§ **What is expected**
Reproduce all the material exactly, minus any pictures it holds.

§ **Dataset items**
────────────────
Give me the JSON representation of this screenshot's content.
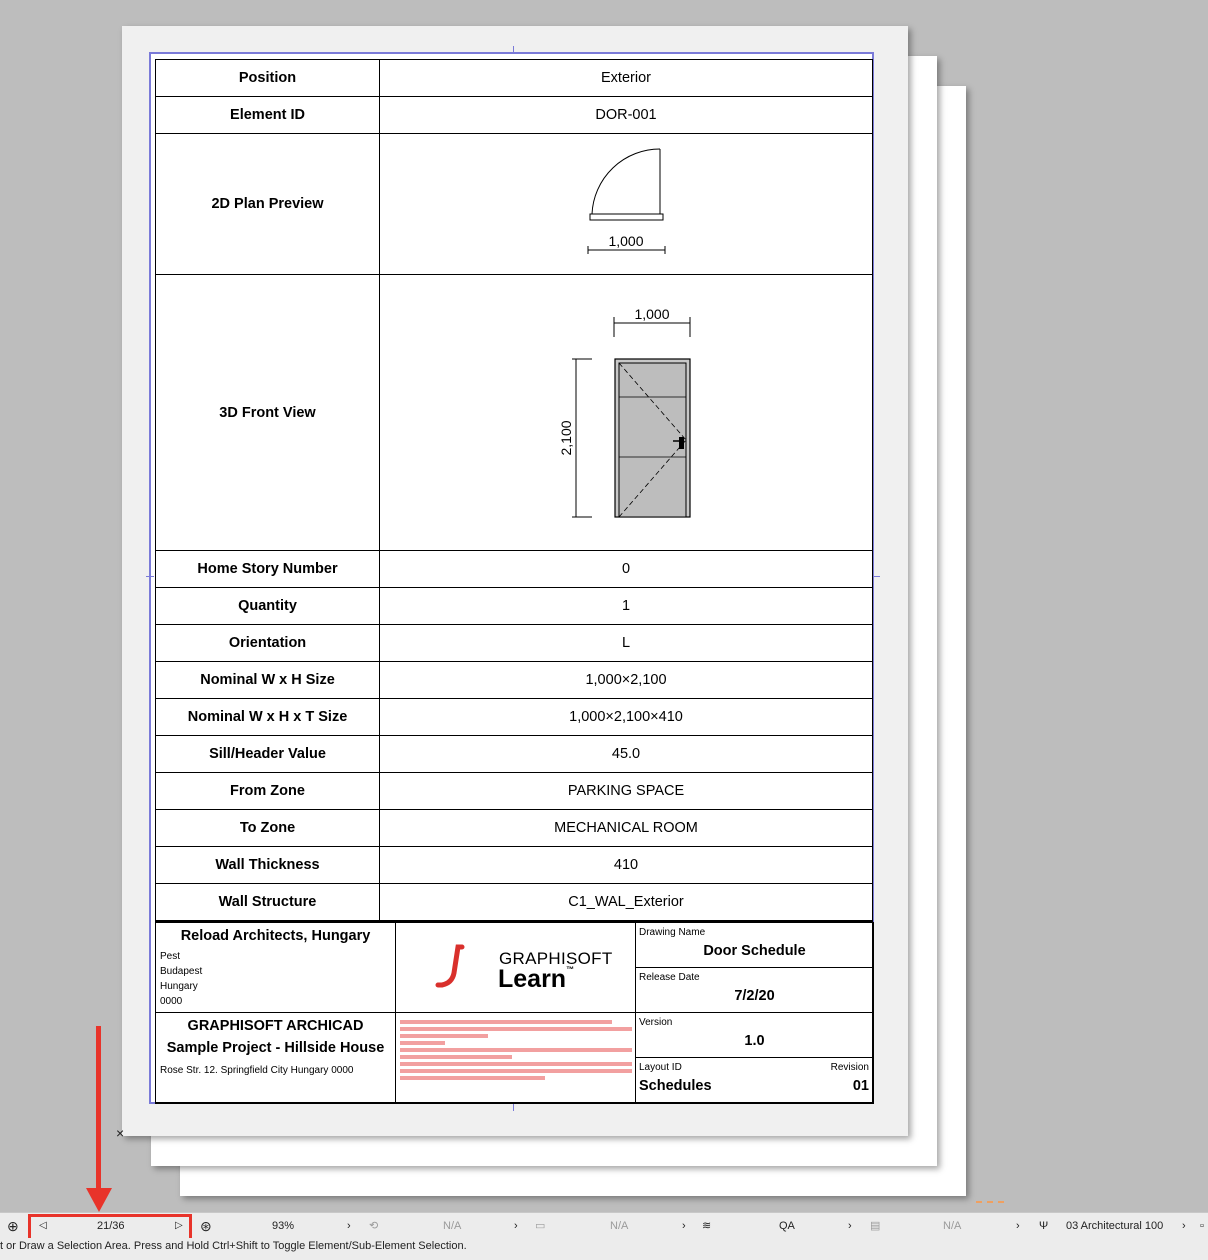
{
  "schedule": {
    "rows": [
      {
        "label": "Position",
        "value": "Exterior"
      },
      {
        "label": "Element ID",
        "value": "DOR-001"
      },
      {
        "label": "2D Plan Preview",
        "value": ""
      },
      {
        "label": "3D Front View",
        "value": ""
      },
      {
        "label": "Home Story Number",
        "value": "0"
      },
      {
        "label": "Quantity",
        "value": "1"
      },
      {
        "label": "Orientation",
        "value": "L"
      },
      {
        "label": "Nominal W x H Size",
        "value": "1,000×2,100"
      },
      {
        "label": "Nominal W x H x T Size",
        "value": "1,000×2,100×410"
      },
      {
        "label": "Sill/Header Value",
        "value": "45.0"
      },
      {
        "label": "From Zone",
        "value": "PARKING SPACE"
      },
      {
        "label": "To Zone",
        "value": "MECHANICAL ROOM"
      },
      {
        "label": "Wall Thickness",
        "value": "410"
      },
      {
        "label": "Wall Structure",
        "value": "C1_WAL_Exterior"
      }
    ],
    "plan_dimension": "1,000",
    "front_width_dimension": "1,000",
    "front_height_dimension": "2,100"
  },
  "title_block": {
    "firm_name": "Reload Architects, Hungary",
    "firm_address": [
      "Pest",
      "Budapest",
      "Hungary",
      "0000"
    ],
    "logo_brand": "GRAPHISOFT",
    "logo_product": "Learn",
    "logo_tm": "™",
    "project_line1": "GRAPHISOFT ARCHICAD",
    "project_line2": "Sample Project - Hillside House",
    "project_address": "Rose Str. 12. Springfield City Hungary 0000",
    "drawing_name_label": "Drawing Name",
    "drawing_name": "Door Schedule",
    "release_date_label": "Release Date",
    "release_date": "7/2/20",
    "version_label": "Version",
    "version": "1.0",
    "layout_id_label": "Layout ID",
    "layout_id": "Schedules",
    "revision_label": "Revision",
    "revision": "01"
  },
  "status_bar": {
    "page_indicator": "21/36",
    "zoom": "93%",
    "field2": "N/A",
    "field3": "N/A",
    "layer_combo": "QA",
    "field5": "N/A",
    "pen_set": "03 Architectural 100",
    "hint": "t or Draw a Selection Area. Press and Hold Ctrl+Shift to Toggle Element/Sub-Element Selection."
  },
  "colors": {
    "highlight": "#e8332a",
    "frame": "#7a7ad8",
    "redacted": "#f2a0a0",
    "logo_red": "#d9302c"
  }
}
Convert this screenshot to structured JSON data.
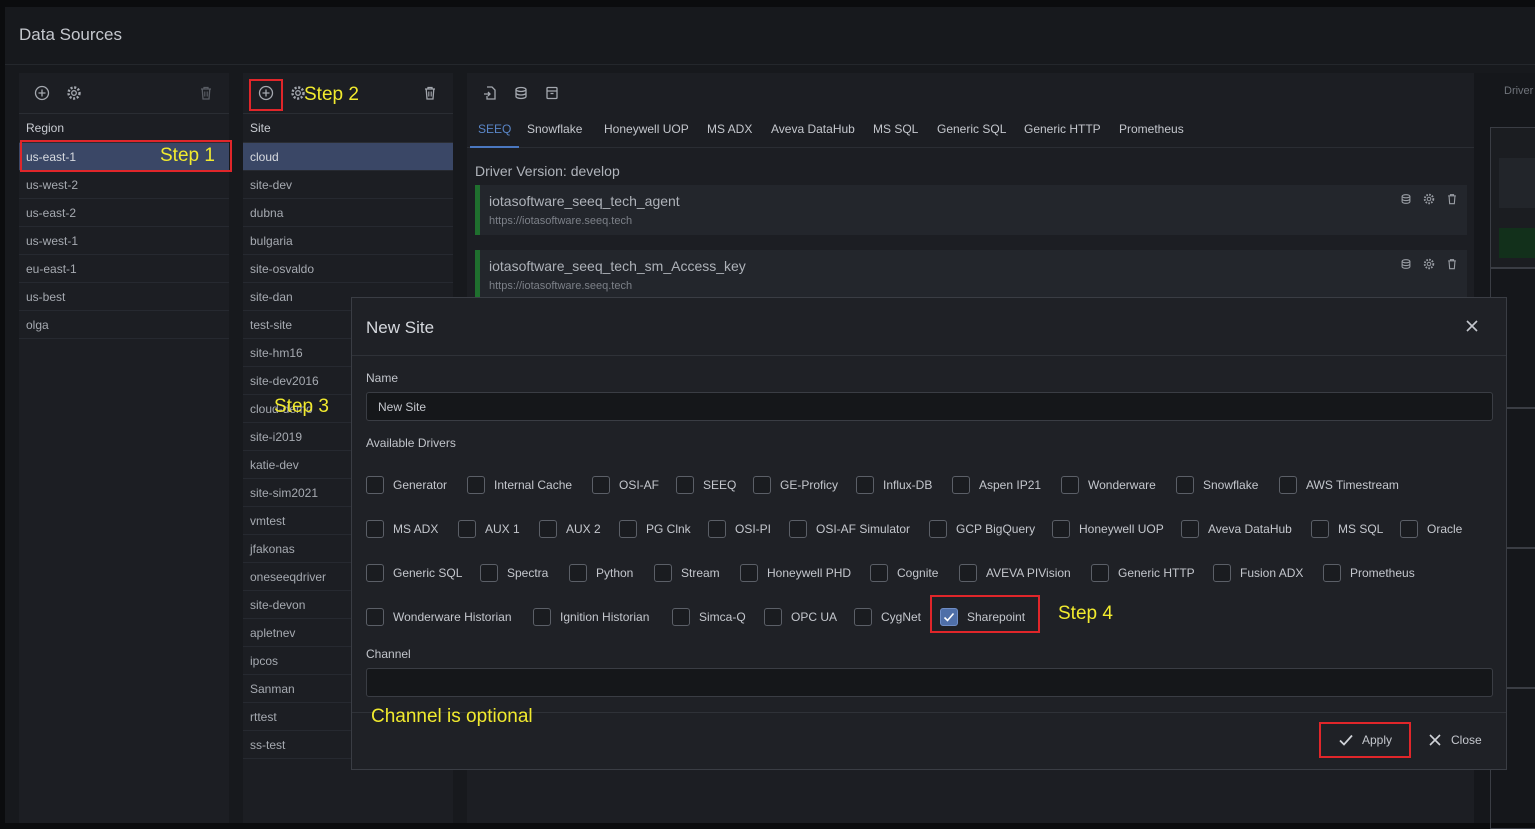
{
  "window": {
    "title": "Data Sources"
  },
  "regions": {
    "header": "Region",
    "items": [
      "us-east-1",
      "us-west-2",
      "us-east-2",
      "us-west-1",
      "eu-east-1",
      "us-best",
      "olga"
    ]
  },
  "sites": {
    "header": "Site",
    "items": [
      "cloud",
      "site-dev",
      "dubna",
      "bulgaria",
      "site-osvaldo",
      "site-dan",
      "test-site",
      "site-hm16",
      "site-dev2016",
      "cloud-demo",
      "site-i2019",
      "katie-dev",
      "site-sim2021",
      "vmtest",
      "jfakonas",
      "oneseeqdriver",
      "site-devon",
      "apletnev",
      "ipcos",
      "Sanman",
      "rttest",
      "ss-test"
    ]
  },
  "drivers_panel": {
    "tabs": [
      "SEEQ",
      "Snowflake",
      "Honeywell UOP",
      "MS ADX",
      "Aveva DataHub",
      "MS SQL",
      "Generic SQL",
      "Generic HTTP",
      "Prometheus"
    ],
    "active_tab": "SEEQ",
    "driver_version": "Driver Version: develop",
    "agents": [
      {
        "name": "iotasoftware_seeq_tech_agent",
        "url": "https://iotasoftware.seeq.tech"
      },
      {
        "name": "iotasoftware_seeq_tech_sm_Access_key",
        "url": "https://iotasoftware.seeq.tech"
      }
    ],
    "accent_color": "#4a77c0"
  },
  "right_panel": {
    "header": "Driver"
  },
  "modal": {
    "title": "New Site",
    "name_label": "Name",
    "name_value": "New Site",
    "drivers_label": "Available Drivers",
    "drivers": [
      [
        {
          "label": "Generator",
          "checked": false
        },
        {
          "label": "Internal Cache",
          "checked": false
        },
        {
          "label": "OSI-AF",
          "checked": false
        },
        {
          "label": "SEEQ",
          "checked": false
        },
        {
          "label": "GE-Proficy",
          "checked": false
        },
        {
          "label": "Influx-DB",
          "checked": false
        },
        {
          "label": "Aspen IP21",
          "checked": false
        },
        {
          "label": "Wonderware",
          "checked": false
        },
        {
          "label": "Snowflake",
          "checked": false
        },
        {
          "label": "AWS Timestream",
          "checked": false
        }
      ],
      [
        {
          "label": "MS ADX",
          "checked": false
        },
        {
          "label": "AUX 1",
          "checked": false
        },
        {
          "label": "AUX 2",
          "checked": false
        },
        {
          "label": "PG Clnk",
          "checked": false
        },
        {
          "label": "OSI-PI",
          "checked": false
        },
        {
          "label": "OSI-AF Simulator",
          "checked": false
        },
        {
          "label": "GCP BigQuery",
          "checked": false
        },
        {
          "label": "Honeywell UOP",
          "checked": false
        },
        {
          "label": "Aveva DataHub",
          "checked": false
        },
        {
          "label": "MS SQL",
          "checked": false
        },
        {
          "label": "Oracle",
          "checked": false
        }
      ],
      [
        {
          "label": "Generic SQL",
          "checked": false
        },
        {
          "label": "Spectra",
          "checked": false
        },
        {
          "label": "Python",
          "checked": false
        },
        {
          "label": "Stream",
          "checked": false
        },
        {
          "label": "Honeywell PHD",
          "checked": false
        },
        {
          "label": "Cognite",
          "checked": false
        },
        {
          "label": "AVEVA PIVision",
          "checked": false
        },
        {
          "label": "Generic HTTP",
          "checked": false
        },
        {
          "label": "Fusion ADX",
          "checked": false
        },
        {
          "label": "Prometheus",
          "checked": false
        }
      ],
      [
        {
          "label": "Wonderware Historian",
          "checked": false
        },
        {
          "label": "Ignition Historian",
          "checked": false
        },
        {
          "label": "Simca-Q",
          "checked": false
        },
        {
          "label": "OPC UA",
          "checked": false
        },
        {
          "label": "CygNet",
          "checked": false
        },
        {
          "label": "Sharepoint",
          "checked": true
        }
      ]
    ],
    "channel_label": "Channel",
    "channel_value": "",
    "apply_label": "Apply",
    "close_label": "Close"
  },
  "annotations": {
    "step1": "Step 1",
    "step2": "Step 2",
    "step3": "Step 3",
    "step4": "Step 4",
    "channel_note": "Channel is optional",
    "color": "#f1ea2e",
    "box_color": "#e0262a"
  },
  "icons": {
    "add": "plus-circle-icon",
    "settings": "gear-icon",
    "delete": "trash-icon",
    "import": "file-import-icon",
    "database": "database-icon",
    "archive": "archive-icon",
    "close": "close-icon",
    "check": "check-icon"
  }
}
────────────────
§ **Problem solution**
Give me the JSON representation of this screenshot's content.
{
  "schedule": {
    "rows": [
      {
        "label": "Position",
        "value": "Exterior"
      },
      {
        "label": "Element ID",
        "value": "DOR-001"
      },
      {
        "label": "2D Plan Preview",
        "value": ""
      },
      {
        "label": "3D Front View",
        "value": ""
      },
      {
        "label": "Home Story Number",
        "value": "0"
      },
      {
        "label": "Quantity",
        "value": "1"
      },
      {
        "label": "Orientation",
        "value": "L"
      },
      {
        "label": "Nominal W x H Size",
        "value": "1,000×2,100"
      },
      {
        "label": "Nominal W x H x T Size",
        "value": "1,000×2,100×410"
      },
      {
        "label": "Sill/Header Value",
        "value": "45.0"
      },
      {
        "label": "From Zone",
        "value": "PARKING SPACE"
      },
      {
        "label": "To Zone",
        "value": "MECHANICAL ROOM"
      },
      {
        "label": "Wall Thickness",
        "value": "410"
      },
      {
        "label": "Wall Structure",
        "value": "C1_WAL_Exterior"
      }
    ],
    "plan_dimension": "1,000",
    "front_width_dimension": "1,000",
    "front_height_dimension": "2,100"
  },
  "title_block": {
    "firm_name": "Reload Architects, Hungary",
    "firm_address": [
      "Pest",
      "Budapest",
      "Hungary",
      "0000"
    ],
    "logo_brand": "GRAPHISOFT",
    "logo_product": "Learn",
    "logo_tm": "™",
    "project_line1": "GRAPHISOFT ARCHICAD",
    "project_line2": "Sample Project - Hillside House",
    "project_address": "Rose Str. 12. Springfield City Hungary 0000",
    "drawing_name_label": "Drawing Name",
    "drawing_name": "Door Schedule",
    "release_date_label": "Release Date",
    "release_date": "7/2/20",
    "version_label": "Version",
    "version": "1.0",
    "layout_id_label": "Layout ID",
    "layout_id": "Schedules",
    "revision_label": "Revision",
    "revision": "01"
  },
  "status_bar": {
    "page_indicator": "21/36",
    "zoom": "93%",
    "field2": "N/A",
    "field3": "N/A",
    "layer_combo": "QA",
    "field5": "N/A",
    "pen_set": "03 Architectural 100",
    "hint": "t or Draw a Selection Area. Press and Hold Ctrl+Shift to Toggle Element/Sub-Element Selection."
  },
  "colors": {
    "highlight": "#e8332a",
    "frame": "#7a7ad8",
    "redacted": "#f2a0a0",
    "logo_red": "#d9302c"
  }
}
Convert this screenshot to structured JSON data.
{
  "window": {
    "title": "Data Sources"
  },
  "regions": {
    "header": "Region",
    "items": [
      "us-east-1",
      "us-west-2",
      "us-east-2",
      "us-west-1",
      "eu-east-1",
      "us-best",
      "olga"
    ]
  },
  "sites": {
    "header": "Site",
    "items": [
      "cloud",
      "site-dev",
      "dubna",
      "bulgaria",
      "site-osvaldo",
      "site-dan",
      "test-site",
      "site-hm16",
      "site-dev2016",
      "cloud-demo",
      "site-i2019",
      "katie-dev",
      "site-sim2021",
      "vmtest",
      "jfakonas",
      "oneseeqdriver",
      "site-devon",
      "apletnev",
      "ipcos",
      "Sanman",
      "rttest",
      "ss-test"
    ]
  },
  "drivers_panel": {
    "tabs": [
      "SEEQ",
      "Snowflake",
      "Honeywell UOP",
      "MS ADX",
      "Aveva DataHub",
      "MS SQL",
      "Generic SQL",
      "Generic HTTP",
      "Prometheus"
    ],
    "active_tab": "SEEQ",
    "driver_version": "Driver Version: develop",
    "agents": [
      {
        "name": "iotasoftware_seeq_tech_agent",
        "url": "https://iotasoftware.seeq.tech"
      },
      {
        "name": "iotasoftware_seeq_tech_sm_Access_key",
        "url": "https://iotasoftware.seeq.tech"
      }
    ],
    "accent_color": "#4a77c0"
  },
  "right_panel": {
    "header": "Driver"
  },
  "modal": {
    "title": "New Site",
    "name_label": "Name",
    "name_value": "New Site",
    "drivers_label": "Available Drivers",
    "drivers": [
      [
        {
          "label": "Generator",
          "checked": false
        },
        {
          "label": "Internal Cache",
          "checked": false
        },
        {
          "label": "OSI-AF",
          "checked": false
        },
        {
          "label": "SEEQ",
          "checked": false
        },
        {
          "label": "GE-Proficy",
          "checked": false
        },
        {
          "label": "Influx-DB",
          "checked": false
        },
        {
          "label": "Aspen IP21",
          "checked": false
        },
        {
          "label": "Wonderware",
          "checked": false
        },
        {
          "label": "Snowflake",
          "checked": false
        },
        {
          "label": "AWS Timestream",
          "checked": false
        }
      ],
      [
        {
          "label": "MS ADX",
          "checked": false
        },
        {
          "label": "AUX 1",
          "checked": false
        },
        {
          "label": "AUX 2",
          "checked": false
        },
        {
          "label": "PG Clnk",
          "checked": false
        },
        {
          "label": "OSI-PI",
          "checked": false
        },
        {
          "label": "OSI-AF Simulator",
          "checked": false
        },
        {
          "label": "GCP BigQuery",
          "checked": false
        },
        {
          "label": "Honeywell UOP",
          "checked": false
        },
        {
          "label": "Aveva DataHub",
          "checked": false
        },
        {
          "label": "MS SQL",
          "checked": false
        },
        {
          "label": "Oracle",
          "checked": false
        }
      ],
      [
        {
          "label": "Generic SQL",
          "checked": false
        },
        {
          "label": "Spectra",
          "checked": false
        },
        {
          "label": "Python",
          "checked": false
        },
        {
          "label": "Stream",
          "checked": false
        },
        {
          "label": "Honeywell PHD",
          "checked": false
        },
        {
          "label": "Cognite",
          "checked": false
        },
        {
          "label": "AVEVA PIVision",
          "checked": false
        },
        {
          "label": "Generic HTTP",
          "checked": false
        },
        {
          "label": "Fusion ADX",
          "checked": false
        },
        {
          "label": "Prometheus",
          "checked": false
        }
      ],
      [
        {
          "label": "Wonderware Historian",
          "checked": false
        },
        {
          "label": "Ignition Historian",
          "checked": false
        },
        {
          "label": "Simca-Q",
          "checked": false
        },
        {
          "label": "OPC UA",
          "checked": false
        },
        {
          "label": "CygNet",
          "checked": false
        },
        {
          "label": "Sharepoint",
          "checked": true
        }
      ]
    ],
    "channel_label": "Channel",
    "channel_value": "",
    "apply_label": "Apply",
    "close_label": "Close"
  },
  "annotations": {
    "step1": "Step 1",
    "step2": "Step 2",
    "step3": "Step 3",
    "step4": "Step 4",
    "channel_note": "Channel is optional",
    "color": "#f1ea2e",
    "box_color": "#e0262a"
  },
  "icons": {
    "add": "plus-circle-icon",
    "settings": "gear-icon",
    "delete": "trash-icon",
    "import": "file-import-icon",
    "database": "database-icon",
    "archive": "archive-icon",
    "close": "close-icon",
    "check": "check-icon"
  }
}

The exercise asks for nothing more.